* [WHAT YOU HAVE TO DO]:
Gather all lines containing the string "matter" and copy them out.

* [STORED ROWS]:
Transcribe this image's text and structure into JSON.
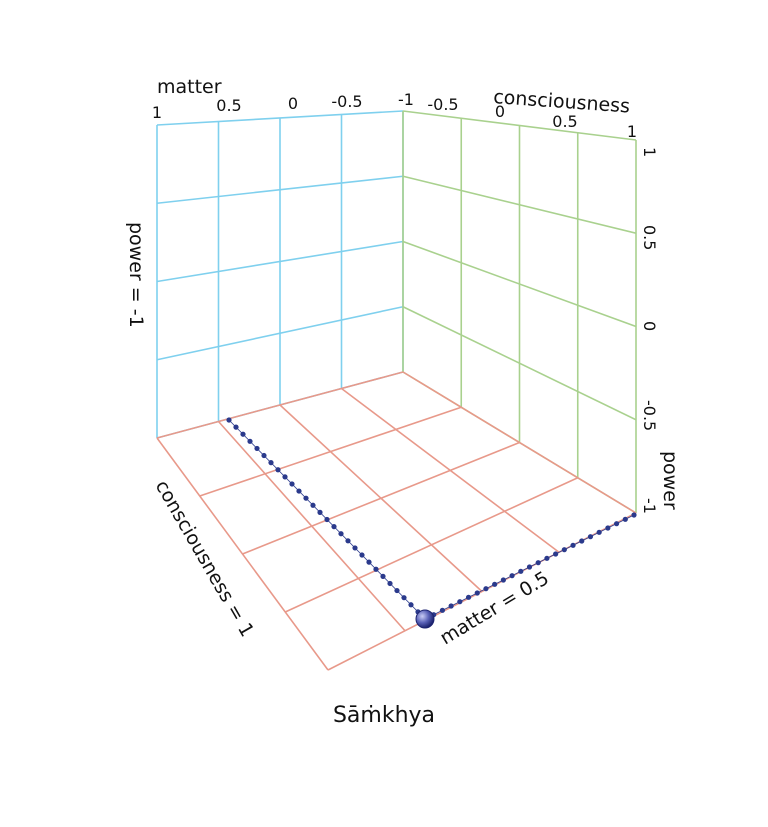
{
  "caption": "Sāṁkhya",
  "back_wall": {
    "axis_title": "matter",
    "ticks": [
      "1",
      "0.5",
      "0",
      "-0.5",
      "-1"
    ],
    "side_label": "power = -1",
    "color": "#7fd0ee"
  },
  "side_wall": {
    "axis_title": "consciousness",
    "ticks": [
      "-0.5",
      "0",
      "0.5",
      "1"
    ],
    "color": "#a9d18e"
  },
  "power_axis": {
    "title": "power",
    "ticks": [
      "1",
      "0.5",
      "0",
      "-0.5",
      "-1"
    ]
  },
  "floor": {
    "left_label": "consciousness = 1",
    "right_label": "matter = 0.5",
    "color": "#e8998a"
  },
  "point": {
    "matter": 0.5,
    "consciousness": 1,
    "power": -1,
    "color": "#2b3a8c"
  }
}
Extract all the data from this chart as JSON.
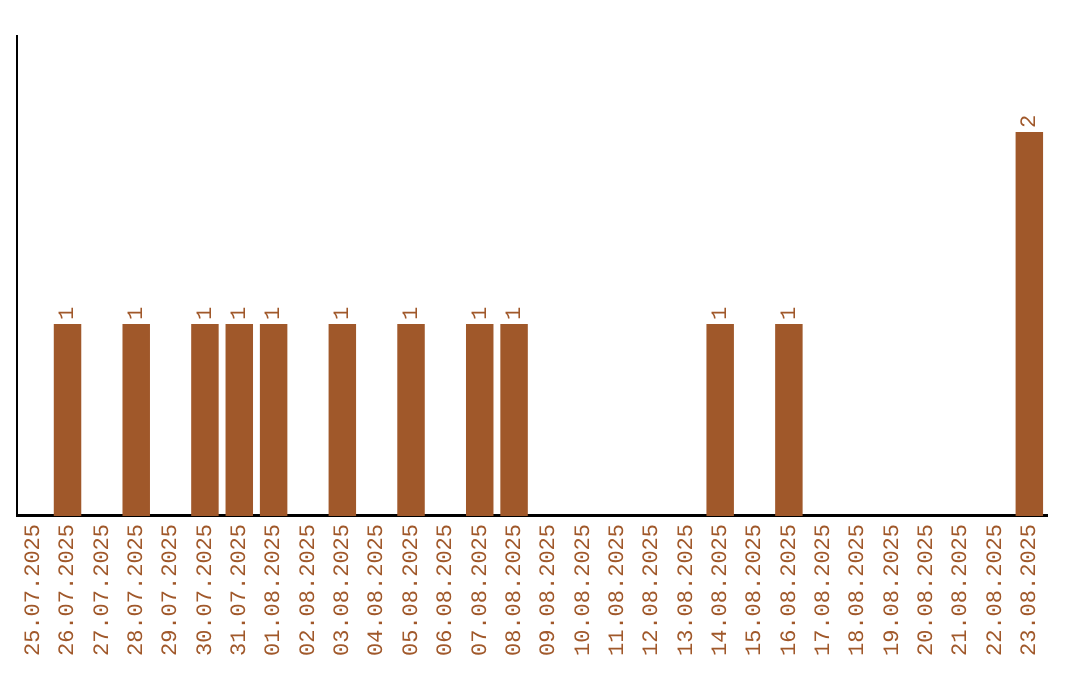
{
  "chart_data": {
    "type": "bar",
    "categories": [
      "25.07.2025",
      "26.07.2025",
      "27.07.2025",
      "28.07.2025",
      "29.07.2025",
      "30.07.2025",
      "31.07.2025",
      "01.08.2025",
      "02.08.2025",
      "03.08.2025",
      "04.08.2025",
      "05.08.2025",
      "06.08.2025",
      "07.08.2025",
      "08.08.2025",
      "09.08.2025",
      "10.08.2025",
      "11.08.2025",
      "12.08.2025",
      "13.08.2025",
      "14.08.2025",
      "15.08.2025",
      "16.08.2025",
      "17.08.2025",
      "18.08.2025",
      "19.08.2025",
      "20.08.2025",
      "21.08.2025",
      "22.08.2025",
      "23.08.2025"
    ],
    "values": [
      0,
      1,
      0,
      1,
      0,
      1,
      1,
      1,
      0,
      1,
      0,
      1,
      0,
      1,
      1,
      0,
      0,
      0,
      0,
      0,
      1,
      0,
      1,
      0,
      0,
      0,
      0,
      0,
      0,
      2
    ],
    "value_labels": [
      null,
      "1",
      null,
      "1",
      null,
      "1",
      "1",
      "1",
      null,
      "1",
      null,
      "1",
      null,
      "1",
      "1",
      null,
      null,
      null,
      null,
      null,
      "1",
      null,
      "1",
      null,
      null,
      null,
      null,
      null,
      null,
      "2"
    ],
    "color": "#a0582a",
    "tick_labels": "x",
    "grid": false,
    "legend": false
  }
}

* [TASK SOLUTION]:
    "axis_title": "matter",
    "right_label": "matter = 0.5",
    "matter": 0.5,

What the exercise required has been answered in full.